### Extracted records
* * * * * * *

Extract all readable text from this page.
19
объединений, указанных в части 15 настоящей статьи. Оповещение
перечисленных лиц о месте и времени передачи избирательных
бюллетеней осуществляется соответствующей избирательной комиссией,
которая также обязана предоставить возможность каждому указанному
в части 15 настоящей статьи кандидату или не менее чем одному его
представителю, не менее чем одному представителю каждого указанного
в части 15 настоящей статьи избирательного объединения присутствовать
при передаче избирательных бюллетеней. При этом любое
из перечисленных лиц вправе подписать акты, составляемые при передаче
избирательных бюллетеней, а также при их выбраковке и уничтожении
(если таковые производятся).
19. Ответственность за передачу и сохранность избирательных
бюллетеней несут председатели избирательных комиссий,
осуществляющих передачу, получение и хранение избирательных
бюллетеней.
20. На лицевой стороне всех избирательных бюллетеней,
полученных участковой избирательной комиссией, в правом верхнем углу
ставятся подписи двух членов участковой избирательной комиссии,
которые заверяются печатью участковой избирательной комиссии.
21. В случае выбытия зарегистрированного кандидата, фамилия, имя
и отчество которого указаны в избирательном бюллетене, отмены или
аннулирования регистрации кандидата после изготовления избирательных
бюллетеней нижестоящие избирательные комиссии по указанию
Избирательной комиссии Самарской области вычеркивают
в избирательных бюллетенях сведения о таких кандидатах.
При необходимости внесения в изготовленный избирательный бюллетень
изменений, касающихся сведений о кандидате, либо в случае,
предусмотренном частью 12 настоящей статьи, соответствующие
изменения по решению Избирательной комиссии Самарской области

* * * * * * *

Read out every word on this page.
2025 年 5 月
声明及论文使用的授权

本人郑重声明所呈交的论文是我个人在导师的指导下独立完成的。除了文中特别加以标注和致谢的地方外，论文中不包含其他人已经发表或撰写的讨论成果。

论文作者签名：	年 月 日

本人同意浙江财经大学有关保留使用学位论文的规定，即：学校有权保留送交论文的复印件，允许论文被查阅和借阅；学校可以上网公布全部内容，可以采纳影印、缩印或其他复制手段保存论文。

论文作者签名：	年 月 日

* * * * * * *

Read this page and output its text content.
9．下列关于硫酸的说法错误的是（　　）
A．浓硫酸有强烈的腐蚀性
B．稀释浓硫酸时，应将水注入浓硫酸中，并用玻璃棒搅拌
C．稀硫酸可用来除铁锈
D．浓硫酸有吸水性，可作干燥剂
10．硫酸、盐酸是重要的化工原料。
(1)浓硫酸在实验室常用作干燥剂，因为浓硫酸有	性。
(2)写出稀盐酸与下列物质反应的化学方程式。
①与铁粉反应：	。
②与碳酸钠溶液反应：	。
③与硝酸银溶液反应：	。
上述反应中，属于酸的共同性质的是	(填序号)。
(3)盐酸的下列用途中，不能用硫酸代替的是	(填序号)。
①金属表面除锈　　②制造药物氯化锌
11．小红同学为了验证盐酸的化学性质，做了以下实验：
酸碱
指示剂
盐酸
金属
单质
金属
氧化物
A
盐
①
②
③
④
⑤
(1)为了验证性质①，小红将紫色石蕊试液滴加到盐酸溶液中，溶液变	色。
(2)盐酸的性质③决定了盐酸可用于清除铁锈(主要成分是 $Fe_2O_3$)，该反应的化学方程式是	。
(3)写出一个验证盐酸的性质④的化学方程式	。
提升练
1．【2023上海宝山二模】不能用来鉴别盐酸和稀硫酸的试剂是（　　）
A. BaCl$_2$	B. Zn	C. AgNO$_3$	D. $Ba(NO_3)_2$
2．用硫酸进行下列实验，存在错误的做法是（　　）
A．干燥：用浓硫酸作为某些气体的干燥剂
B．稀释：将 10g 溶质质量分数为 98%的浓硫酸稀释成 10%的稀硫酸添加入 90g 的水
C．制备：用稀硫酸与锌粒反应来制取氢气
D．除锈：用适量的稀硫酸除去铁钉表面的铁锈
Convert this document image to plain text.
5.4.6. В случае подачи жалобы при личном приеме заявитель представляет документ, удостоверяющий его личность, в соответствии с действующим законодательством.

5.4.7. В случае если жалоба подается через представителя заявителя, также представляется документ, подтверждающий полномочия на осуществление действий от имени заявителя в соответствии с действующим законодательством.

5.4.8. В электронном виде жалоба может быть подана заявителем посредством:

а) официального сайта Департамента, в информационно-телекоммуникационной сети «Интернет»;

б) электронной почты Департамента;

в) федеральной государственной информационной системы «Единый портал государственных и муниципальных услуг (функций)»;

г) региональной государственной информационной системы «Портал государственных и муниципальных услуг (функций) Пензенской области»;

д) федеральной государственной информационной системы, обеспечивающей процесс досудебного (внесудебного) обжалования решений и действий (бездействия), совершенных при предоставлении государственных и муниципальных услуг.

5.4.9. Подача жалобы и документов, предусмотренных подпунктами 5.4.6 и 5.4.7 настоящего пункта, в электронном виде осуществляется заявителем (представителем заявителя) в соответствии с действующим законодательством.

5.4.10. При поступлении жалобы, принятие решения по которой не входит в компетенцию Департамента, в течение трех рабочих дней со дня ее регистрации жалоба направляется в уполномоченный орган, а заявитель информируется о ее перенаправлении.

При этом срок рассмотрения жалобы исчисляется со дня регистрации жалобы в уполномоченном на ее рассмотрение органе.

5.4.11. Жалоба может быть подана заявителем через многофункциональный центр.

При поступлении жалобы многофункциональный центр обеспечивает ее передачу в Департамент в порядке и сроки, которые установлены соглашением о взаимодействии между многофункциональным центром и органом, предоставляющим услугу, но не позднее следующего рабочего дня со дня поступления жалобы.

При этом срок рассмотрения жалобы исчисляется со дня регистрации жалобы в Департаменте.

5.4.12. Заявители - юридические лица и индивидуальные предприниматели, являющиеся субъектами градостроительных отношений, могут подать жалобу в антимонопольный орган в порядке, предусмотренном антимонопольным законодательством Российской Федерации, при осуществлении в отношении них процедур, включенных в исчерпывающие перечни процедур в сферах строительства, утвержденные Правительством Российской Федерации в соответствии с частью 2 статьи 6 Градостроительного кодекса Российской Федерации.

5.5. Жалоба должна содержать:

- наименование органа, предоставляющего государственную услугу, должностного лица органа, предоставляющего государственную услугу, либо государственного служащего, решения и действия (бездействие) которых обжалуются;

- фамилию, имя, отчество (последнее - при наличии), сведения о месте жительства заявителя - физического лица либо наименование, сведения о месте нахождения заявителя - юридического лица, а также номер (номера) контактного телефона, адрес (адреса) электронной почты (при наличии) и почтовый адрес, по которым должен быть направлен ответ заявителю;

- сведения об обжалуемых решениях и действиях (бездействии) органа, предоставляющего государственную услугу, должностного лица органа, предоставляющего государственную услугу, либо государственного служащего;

* * * * * * *

### Objective
Show all lines above holding "комиссией".

### Answer in full
бюллетеней осуществляется соответствующей избирательной комиссией,
полученных участковой избирательной комиссией, в правом верхнем углу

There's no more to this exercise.